Exercise directions
Across the listing below, count the lines that mention the string "对党的路线方针政策". Reply with the figure only.

**** Data supplied ****

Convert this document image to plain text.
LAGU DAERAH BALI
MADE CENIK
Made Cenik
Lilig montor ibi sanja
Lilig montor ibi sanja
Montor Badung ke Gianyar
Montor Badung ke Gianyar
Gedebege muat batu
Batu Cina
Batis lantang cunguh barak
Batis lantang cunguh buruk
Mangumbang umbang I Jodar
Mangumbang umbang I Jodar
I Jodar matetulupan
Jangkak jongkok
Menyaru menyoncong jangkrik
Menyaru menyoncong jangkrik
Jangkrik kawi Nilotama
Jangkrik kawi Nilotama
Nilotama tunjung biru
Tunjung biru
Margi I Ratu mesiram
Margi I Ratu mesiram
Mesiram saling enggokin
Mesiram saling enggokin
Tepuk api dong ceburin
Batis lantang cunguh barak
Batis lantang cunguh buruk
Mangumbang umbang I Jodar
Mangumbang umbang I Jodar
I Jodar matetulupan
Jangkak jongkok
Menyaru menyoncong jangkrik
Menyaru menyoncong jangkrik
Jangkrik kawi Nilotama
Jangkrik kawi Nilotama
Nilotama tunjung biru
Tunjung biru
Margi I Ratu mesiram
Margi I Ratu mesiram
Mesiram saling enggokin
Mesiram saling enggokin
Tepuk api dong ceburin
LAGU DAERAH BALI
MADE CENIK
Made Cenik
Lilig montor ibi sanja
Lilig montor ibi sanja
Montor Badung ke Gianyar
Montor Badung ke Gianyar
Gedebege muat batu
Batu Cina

****
**** Data supplied ****

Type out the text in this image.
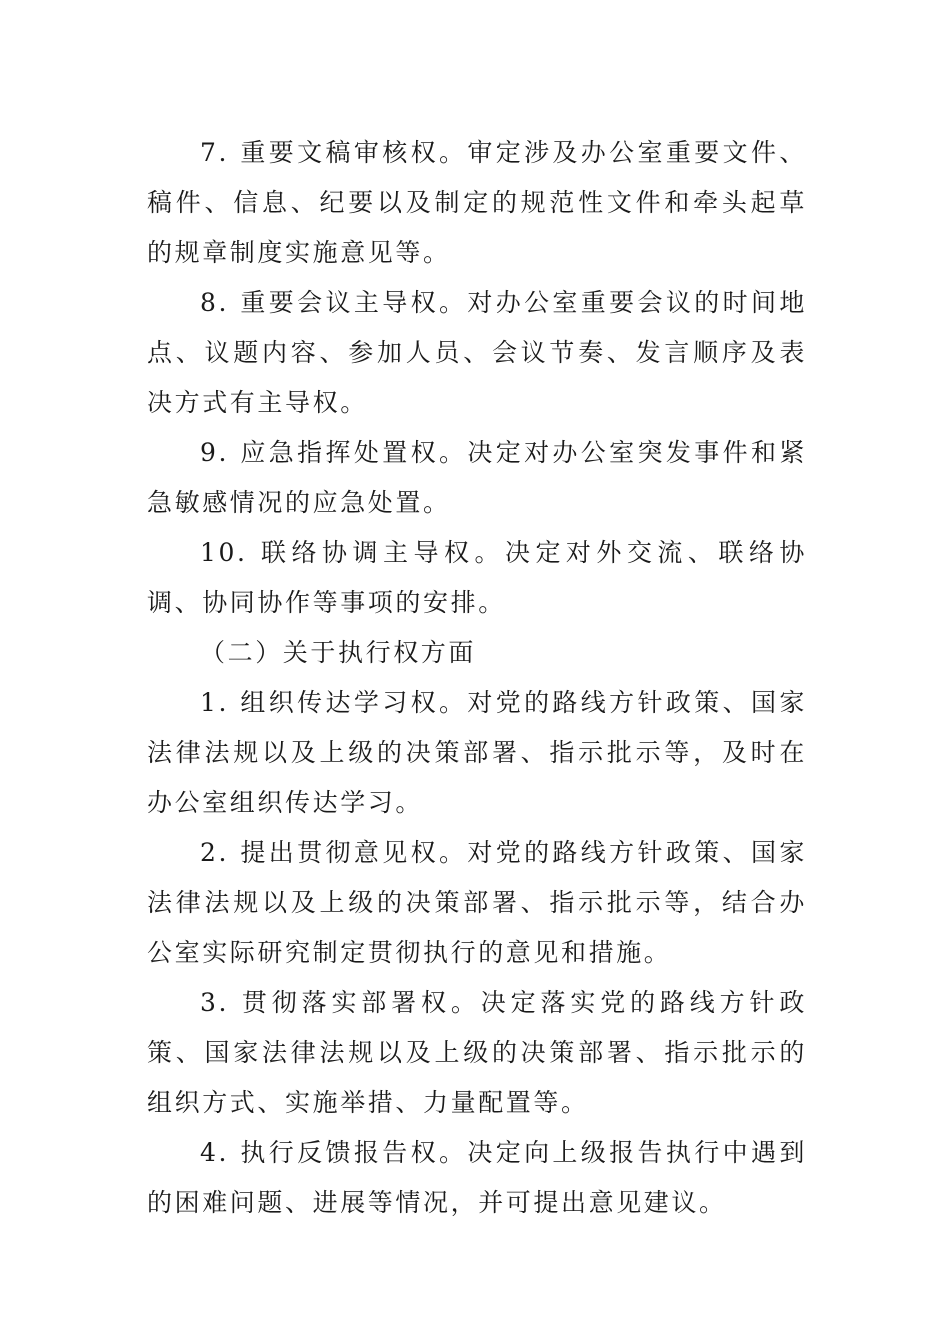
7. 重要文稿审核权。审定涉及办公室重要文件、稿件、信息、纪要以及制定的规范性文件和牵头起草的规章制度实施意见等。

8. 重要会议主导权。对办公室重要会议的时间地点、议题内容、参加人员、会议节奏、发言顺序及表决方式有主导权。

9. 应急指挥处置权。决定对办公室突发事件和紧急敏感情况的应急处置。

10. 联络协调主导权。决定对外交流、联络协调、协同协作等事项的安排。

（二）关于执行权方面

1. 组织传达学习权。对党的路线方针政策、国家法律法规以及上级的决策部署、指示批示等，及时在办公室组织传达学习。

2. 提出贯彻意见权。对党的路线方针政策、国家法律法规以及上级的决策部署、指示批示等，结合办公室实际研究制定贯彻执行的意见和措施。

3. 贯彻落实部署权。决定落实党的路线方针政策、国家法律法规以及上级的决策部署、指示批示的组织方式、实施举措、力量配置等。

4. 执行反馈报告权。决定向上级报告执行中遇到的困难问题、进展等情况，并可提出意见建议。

****

Solution to this problem
2